PROBLEM DETAILS
Without omitting anything, return the records precisely as given.

ITEMS
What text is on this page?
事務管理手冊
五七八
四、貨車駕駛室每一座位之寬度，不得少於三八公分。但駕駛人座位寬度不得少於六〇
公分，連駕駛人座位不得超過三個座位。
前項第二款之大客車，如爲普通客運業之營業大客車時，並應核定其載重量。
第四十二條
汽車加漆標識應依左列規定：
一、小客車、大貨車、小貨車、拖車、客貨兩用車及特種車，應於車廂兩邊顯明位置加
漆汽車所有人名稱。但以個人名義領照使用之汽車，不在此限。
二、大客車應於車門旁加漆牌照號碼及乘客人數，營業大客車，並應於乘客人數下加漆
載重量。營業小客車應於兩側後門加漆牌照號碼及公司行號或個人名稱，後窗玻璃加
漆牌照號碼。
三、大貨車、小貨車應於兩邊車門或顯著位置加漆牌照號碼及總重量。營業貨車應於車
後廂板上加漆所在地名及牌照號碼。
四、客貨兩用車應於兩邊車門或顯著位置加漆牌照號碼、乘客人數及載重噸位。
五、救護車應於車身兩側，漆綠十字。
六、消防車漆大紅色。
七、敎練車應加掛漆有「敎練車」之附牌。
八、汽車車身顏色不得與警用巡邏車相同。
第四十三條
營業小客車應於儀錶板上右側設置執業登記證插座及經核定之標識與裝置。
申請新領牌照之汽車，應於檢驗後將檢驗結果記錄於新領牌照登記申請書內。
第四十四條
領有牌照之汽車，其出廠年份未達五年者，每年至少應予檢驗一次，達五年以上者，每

EXERCISE OUTPUT
What text is on this page?
事務管理手冊
五七八
四、貨車駕駛室每一座位之寬度，不得少於三八公分。但駕駛人座位寬度不得少於六〇
公分，連駕駛人座位不得超過三個座位。
前項第二款之大客車，如爲普通客運業之營業大客車時，並應核定其載重量。
第四十二條
汽車加漆標識應依左列規定：
一、小客車、大貨車、小貨車、拖車、客貨兩用車及特種車，應於車廂兩邊顯明位置加
漆汽車所有人名稱。但以個人名義領照使用之汽車，不在此限。
二、大客車應於車門旁加漆牌照號碼及乘客人數，營業大客車，並應於乘客人數下加漆
載重量。營業小客車應於兩側後門加漆牌照號碼及公司行號或個人名稱，後窗玻璃加
漆牌照號碼。
三、大貨車、小貨車應於兩邊車門或顯著位置加漆牌照號碼及總重量。營業貨車應於車
後廂板上加漆所在地名及牌照號碼。
四、客貨兩用車應於兩邊車門或顯著位置加漆牌照號碼、乘客人數及載重噸位。
五、救護車應於車身兩側，漆綠十字。
六、消防車漆大紅色。
七、敎練車應加掛漆有「敎練車」之附牌。
八、汽車車身顏色不得與警用巡邏車相同。
第四十三條
營業小客車應於儀錶板上右側設置執業登記證插座及經核定之標識與裝置。
申請新領牌照之汽車，應於檢驗後將檢驗結果記錄於新領牌照登記申請書內。
第四十四條
領有牌照之汽車，其出廠年份未達五年者，每年至少應予檢驗一次，達五年以上者，每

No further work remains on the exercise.